Omit every picture and write out the rest of the records exactly.

• [Extracted data entries]
____________________

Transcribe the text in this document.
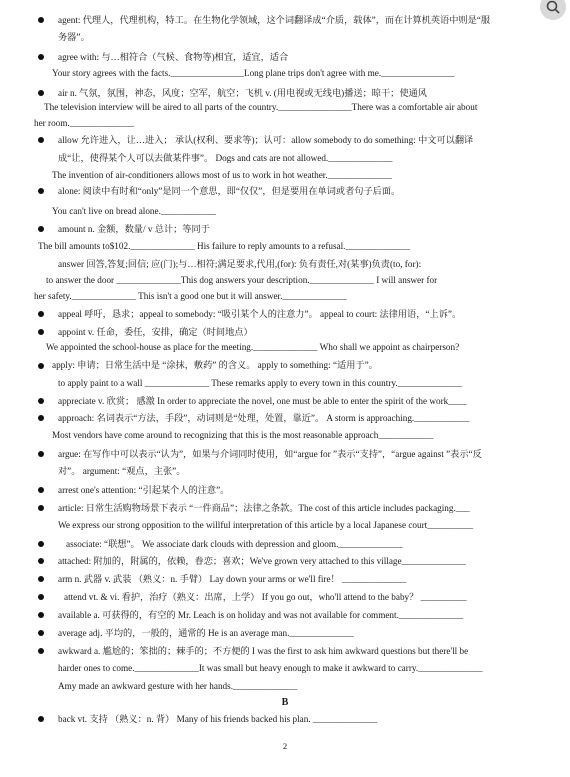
agent: 代理人，代理机构，特工。在生物化学领域，这个词翻译成“介质，载体”，而在计算机英语中则是“服
务器”。
agree with: 与…相符合（气候、食物等)相宜，适宜，适合
Your story agrees with the facts.________________Long plane trips don't agree with me.________________
air n. 气氛，氛围，神态，风度；空军，航空；飞机 v. (用电视或无线电)播送；晾干；使通风
The television interview will be aired to all parts of the country.________________There was a comfortable air about
her room.______________
allow 允许进入，让…进入； 承认(权利、要求等)；认可：allow somebody to do something: 中文可以翻译
成“让，使得某个人可以去做某件事”。 Dogs and cats are not allowed.______________
The invention of air-conditioners allows most of us to work in hot weather.______________
alone: 阅读中有时和“only”是同一个意思，即“仅仅”，但是要用在单词或者句子后面。
You can't live on bread alone.____________
amount n. 金额，数量/ v 总计；等同于
The bill amounts to$102.______________ His failure to reply amounts to a refusal.______________
answer 回答,答复;回信; 应(门);与…相符;满足要求,代用,(for): 负有责任,对(某事)负责(to, for):
to answer the door ______________This dog answers your description.______________ I will answer for
her safety.______________ This isn't a good one but it will answer.______________
appeal 呼吁，恳求；appeal to somebody: “吸引某个人的注意力”。 appeal to court: 法律用语，“上诉”。
appoint v. 任命，委任，安排，确定（时间地点）
We appointed the school-house as place for the meeting.______________ Who shall we appoint as chairperson?
apply: 申请；日常生活中是 “涂抹，敷药” 的含义。 apply to something: “适用于”。
to apply paint to a wall ______________ These remarks apply to every town in this country.______________
appreciate v. 欣赏； 感激 In order to appreciate the novel, one must be able to enter the spirit of the work____
approach: 名词表示“方法，手段”，动词则是“处理，处置，靠近”。 A storm is approaching.____________
Most vendors have come around to recognizing that this is the most reasonable approach____________
argue: 在写作中可以表示“认为”，如果与介词同时使用，如“argue for ”表示“支持”，“argue against ”表示“反
对”。 argument: “观点，主张”。
arrest one's attention: “引起某个人的注意”。
article: 日常生活购物场景下表示 “一件商品”；法律之条款。The cost of this article includes packaging.___
We express our strong opposition to the willful interpretation of this article by a local Japanese court__________
associate: “联想”。 We associate dark clouds with depression and gloom.______________
attached: 附加的，附属的，依赖，眷恋；喜欢；We've grown very attached to this village______________
arm n. 武器 v. 武装 （熟义：n. 手臂） Lay down your arms or we'll fire！ ______________
attend vt. & vi. 看护，治疗（熟义：出席，上学） If you go out，who'll attend to the baby？ __________
available a. 可获得的，有空的 Mr. Leach is on holiday and was not available for comment.______________
average adj. 平均的，一般的，通常的 He is an average man.______________
awkward a. 尴尬的；笨拙的；棘手的；不方便的 I was the first to ask him awkward questions but there'll be
harder ones to come.______________It was small but heavy enough to make it awkward to carry.______________
Amy made an awkward gesture with her hands.______________
B
back vt. 支持 （熟义：n. 背） Many of his friends backed his plan. ______________
2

____________________

• [ANSWER]
Transcribe the text in this document.
agent: 代理人，代理机构，特工。在生物化学领域，这个词翻译成“介质，载体”，而在计算机英语中则是“服
务器”。
agree with: 与…相符合（气候、食物等)相宜，适宜，适合
Your story agrees with the facts.________________Long plane trips don't agree with me.________________
air n. 气氛，氛围，神态，风度；空军，航空；飞机 v. (用电视或无线电)播送；晾干；使通风
The television interview will be aired to all parts of the country.________________There was a comfortable air about
her room.______________
allow 允许进入，让…进入； 承认(权利、要求等)；认可：allow somebody to do something: 中文可以翻译
成“让，使得某个人可以去做某件事”。 Dogs and cats are not allowed.______________
The invention of air-conditioners allows most of us to work in hot weather.______________
alone: 阅读中有时和“only”是同一个意思，即“仅仅”，但是要用在单词或者句子后面。
You can't live on bread alone.____________
amount n. 金额，数量/ v 总计；等同于
The bill amounts to$102.______________ His failure to reply amounts to a refusal.______________
answer 回答,答复;回信; 应(门);与…相符;满足要求,代用,(for): 负有责任,对(某事)负责(to, for):
to answer the door ______________This dog answers your description.______________ I will answer for
her safety.______________ This isn't a good one but it will answer.______________
appeal 呼吁，恳求；appeal to somebody: “吸引某个人的注意力”。 appeal to court: 法律用语，“上诉”。
appoint v. 任命，委任，安排，确定（时间地点）
We appointed the school-house as place for the meeting.______________ Who shall we appoint as chairperson?
apply: 申请；日常生活中是 “涂抹，敷药” 的含义。 apply to something: “适用于”。
to apply paint to a wall ______________ These remarks apply to every town in this country.______________
appreciate v. 欣赏； 感激 In order to appreciate the novel, one must be able to enter the spirit of the work____
approach: 名词表示“方法，手段”，动词则是“处理，处置，靠近”。 A storm is approaching.____________
Most vendors have come around to recognizing that this is the most reasonable approach____________
argue: 在写作中可以表示“认为”，如果与介词同时使用，如“argue for ”表示“支持”，“argue against ”表示“反
对”。 argument: “观点，主张”。
arrest one's attention: “引起某个人的注意”。
article: 日常生活购物场景下表示 “一件商品”；法律之条款。The cost of this article includes packaging.___
We express our strong opposition to the willful interpretation of this article by a local Japanese court__________
associate: “联想”。 We associate dark clouds with depression and gloom.______________
attached: 附加的，附属的，依赖，眷恋；喜欢；We've grown very attached to this village______________
arm n. 武器 v. 武装 （熟义：n. 手臂） Lay down your arms or we'll fire！ ______________
attend vt. & vi. 看护，治疗（熟义：出席，上学） If you go out，who'll attend to the baby？ __________
available a. 可获得的，有空的 Mr. Leach is on holiday and was not available for comment.______________
average adj. 平均的，一般的，通常的 He is an average man.______________
awkward a. 尴尬的；笨拙的；棘手的；不方便的 I was the first to ask him awkward questions but there'll be
harder ones to come.______________It was small but heavy enough to make it awkward to carry.______________
Amy made an awkward gesture with her hands.______________
B
back vt. 支持 （熟义：n. 背） Many of his friends backed his plan. ______________
2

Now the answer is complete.